**Request**
Check each line of the listing below for the word "ylabel" and say how many lines have it. Nothing else should be written.

========

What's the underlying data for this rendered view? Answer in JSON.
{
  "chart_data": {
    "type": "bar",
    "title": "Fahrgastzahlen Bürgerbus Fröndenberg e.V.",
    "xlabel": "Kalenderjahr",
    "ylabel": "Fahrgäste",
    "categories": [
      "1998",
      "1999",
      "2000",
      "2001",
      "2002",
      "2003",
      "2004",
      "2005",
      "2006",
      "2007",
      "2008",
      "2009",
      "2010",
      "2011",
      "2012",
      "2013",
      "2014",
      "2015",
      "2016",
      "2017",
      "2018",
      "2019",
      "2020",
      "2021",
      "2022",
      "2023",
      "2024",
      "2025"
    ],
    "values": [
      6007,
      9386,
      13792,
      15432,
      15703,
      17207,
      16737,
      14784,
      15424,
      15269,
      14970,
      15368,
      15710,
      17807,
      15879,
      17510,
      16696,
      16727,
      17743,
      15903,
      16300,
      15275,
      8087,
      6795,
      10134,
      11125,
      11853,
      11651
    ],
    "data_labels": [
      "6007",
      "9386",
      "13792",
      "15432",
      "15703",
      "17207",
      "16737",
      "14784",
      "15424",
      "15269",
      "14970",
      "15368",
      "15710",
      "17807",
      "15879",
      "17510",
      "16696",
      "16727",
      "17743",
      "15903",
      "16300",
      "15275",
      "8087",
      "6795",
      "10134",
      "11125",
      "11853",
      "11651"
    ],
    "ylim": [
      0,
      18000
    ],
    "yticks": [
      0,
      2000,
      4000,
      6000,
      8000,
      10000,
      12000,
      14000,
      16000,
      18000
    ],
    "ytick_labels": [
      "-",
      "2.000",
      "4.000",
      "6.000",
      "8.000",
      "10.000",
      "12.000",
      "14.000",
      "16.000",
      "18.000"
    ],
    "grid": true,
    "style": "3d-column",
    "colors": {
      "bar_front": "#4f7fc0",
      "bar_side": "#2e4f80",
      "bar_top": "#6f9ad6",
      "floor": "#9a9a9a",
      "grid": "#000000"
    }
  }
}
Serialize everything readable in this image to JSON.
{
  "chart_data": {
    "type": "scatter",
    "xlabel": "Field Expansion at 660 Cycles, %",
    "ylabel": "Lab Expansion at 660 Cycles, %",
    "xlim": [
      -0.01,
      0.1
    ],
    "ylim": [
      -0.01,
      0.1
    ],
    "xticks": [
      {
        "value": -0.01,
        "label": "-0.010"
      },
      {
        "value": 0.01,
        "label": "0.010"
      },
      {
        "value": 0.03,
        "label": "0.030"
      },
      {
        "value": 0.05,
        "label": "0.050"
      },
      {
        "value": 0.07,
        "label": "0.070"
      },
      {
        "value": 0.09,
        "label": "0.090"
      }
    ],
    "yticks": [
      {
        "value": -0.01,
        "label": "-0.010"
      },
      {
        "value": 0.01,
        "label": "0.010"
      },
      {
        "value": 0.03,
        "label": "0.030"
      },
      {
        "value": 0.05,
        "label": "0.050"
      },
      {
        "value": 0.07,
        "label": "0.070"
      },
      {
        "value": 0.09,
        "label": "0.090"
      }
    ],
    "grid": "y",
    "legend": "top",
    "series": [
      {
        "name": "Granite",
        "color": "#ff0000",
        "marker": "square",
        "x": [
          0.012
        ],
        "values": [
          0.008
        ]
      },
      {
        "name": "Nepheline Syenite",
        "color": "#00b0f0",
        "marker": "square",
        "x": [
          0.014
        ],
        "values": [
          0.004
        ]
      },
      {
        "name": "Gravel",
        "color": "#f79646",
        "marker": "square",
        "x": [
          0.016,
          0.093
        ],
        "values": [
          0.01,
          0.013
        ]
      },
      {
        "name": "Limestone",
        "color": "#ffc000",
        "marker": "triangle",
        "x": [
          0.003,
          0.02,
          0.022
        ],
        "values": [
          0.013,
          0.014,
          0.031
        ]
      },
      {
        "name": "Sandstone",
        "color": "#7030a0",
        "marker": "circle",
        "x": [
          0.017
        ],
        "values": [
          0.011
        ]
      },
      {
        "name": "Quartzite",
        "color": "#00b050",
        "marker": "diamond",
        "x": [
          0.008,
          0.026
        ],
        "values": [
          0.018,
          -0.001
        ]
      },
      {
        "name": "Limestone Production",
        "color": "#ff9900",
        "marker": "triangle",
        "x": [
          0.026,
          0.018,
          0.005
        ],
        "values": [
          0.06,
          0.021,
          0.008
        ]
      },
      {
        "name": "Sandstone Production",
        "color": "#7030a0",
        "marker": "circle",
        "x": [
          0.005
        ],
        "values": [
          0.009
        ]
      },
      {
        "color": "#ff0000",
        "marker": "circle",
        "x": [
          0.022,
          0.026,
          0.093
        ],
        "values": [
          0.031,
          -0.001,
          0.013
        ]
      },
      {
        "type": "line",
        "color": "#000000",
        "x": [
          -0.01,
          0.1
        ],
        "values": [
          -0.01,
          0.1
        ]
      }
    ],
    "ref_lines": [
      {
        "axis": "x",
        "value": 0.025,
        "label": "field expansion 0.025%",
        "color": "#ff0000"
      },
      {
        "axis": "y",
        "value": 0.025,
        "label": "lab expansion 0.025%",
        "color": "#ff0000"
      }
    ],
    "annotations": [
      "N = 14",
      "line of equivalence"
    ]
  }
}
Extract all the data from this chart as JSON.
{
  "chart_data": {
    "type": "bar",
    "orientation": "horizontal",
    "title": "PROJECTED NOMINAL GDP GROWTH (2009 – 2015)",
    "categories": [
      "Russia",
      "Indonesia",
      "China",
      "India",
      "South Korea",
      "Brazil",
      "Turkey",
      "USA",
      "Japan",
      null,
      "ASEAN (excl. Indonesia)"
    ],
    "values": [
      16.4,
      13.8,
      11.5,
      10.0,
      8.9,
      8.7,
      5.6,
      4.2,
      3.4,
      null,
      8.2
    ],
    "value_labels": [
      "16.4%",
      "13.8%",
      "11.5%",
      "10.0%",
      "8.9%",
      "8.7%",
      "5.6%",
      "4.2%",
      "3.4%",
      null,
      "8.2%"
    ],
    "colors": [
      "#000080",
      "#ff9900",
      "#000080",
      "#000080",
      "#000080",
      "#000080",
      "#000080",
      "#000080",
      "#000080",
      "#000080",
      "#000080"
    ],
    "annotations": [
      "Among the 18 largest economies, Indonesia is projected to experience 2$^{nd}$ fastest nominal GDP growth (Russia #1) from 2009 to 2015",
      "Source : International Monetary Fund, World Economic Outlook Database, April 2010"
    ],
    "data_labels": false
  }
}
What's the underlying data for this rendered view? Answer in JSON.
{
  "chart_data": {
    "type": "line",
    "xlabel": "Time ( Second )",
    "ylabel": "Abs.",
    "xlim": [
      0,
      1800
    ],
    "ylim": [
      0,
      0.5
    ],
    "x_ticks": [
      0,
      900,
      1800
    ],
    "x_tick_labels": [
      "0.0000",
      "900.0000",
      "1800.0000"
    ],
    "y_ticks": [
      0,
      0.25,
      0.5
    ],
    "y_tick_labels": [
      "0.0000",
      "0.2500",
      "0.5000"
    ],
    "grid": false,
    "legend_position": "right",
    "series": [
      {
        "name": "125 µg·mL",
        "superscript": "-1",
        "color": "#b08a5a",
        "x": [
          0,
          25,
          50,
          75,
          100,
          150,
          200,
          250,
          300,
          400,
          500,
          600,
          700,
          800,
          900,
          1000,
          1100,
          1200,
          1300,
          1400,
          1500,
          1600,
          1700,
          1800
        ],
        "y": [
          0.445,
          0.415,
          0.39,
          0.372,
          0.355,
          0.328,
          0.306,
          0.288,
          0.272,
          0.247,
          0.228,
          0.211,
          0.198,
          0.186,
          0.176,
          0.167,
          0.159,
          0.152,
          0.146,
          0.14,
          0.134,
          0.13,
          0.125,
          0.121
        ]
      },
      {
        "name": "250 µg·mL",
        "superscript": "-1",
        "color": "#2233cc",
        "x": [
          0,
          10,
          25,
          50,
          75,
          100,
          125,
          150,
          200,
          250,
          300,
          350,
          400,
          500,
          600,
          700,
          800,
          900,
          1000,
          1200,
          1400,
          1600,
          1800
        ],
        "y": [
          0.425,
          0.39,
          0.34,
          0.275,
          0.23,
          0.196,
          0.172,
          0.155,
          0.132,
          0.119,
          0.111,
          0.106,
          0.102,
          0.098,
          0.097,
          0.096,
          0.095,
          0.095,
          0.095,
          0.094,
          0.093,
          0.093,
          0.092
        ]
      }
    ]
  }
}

========

**Response**
3